=== Instruction ===
Find the string "title" in the listing and report every line that has it.

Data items

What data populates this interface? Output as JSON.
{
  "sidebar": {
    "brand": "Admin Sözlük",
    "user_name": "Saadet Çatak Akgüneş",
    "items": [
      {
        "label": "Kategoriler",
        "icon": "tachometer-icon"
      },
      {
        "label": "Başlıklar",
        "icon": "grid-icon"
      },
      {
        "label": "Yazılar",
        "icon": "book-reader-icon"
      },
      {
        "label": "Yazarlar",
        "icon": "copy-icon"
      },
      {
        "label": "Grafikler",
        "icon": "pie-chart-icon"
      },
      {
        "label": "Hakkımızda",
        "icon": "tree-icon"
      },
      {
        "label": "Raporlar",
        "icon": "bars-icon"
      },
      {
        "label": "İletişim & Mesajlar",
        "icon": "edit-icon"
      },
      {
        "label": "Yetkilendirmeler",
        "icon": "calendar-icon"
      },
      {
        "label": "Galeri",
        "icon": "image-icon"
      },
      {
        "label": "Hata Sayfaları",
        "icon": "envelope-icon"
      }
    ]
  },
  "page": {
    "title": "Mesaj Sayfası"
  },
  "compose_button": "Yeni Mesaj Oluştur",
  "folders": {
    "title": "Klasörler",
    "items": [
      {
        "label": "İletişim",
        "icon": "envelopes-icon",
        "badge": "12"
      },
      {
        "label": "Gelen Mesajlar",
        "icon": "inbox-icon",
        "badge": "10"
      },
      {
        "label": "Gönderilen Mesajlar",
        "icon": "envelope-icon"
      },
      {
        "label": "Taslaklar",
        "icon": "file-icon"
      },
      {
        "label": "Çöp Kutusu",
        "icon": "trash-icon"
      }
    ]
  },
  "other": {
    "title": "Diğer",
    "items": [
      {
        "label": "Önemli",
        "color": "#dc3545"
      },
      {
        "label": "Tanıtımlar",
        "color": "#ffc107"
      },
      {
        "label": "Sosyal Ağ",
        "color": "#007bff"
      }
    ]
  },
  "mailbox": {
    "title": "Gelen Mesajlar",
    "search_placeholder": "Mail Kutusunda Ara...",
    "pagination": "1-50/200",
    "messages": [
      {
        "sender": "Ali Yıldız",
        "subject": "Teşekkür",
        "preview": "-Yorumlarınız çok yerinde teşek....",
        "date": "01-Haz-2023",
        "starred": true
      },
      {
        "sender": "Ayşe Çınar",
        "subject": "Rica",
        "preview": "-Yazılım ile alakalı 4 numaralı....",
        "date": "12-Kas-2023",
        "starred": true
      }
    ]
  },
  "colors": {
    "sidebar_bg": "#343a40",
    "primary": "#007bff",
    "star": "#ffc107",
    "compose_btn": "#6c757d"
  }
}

=== Solution to this problem ===
    "title": "Mesaj Sayfası"
    "title": "Klasörler",
    "title": "Diğer",
    "title": "Gelen Mesajlar",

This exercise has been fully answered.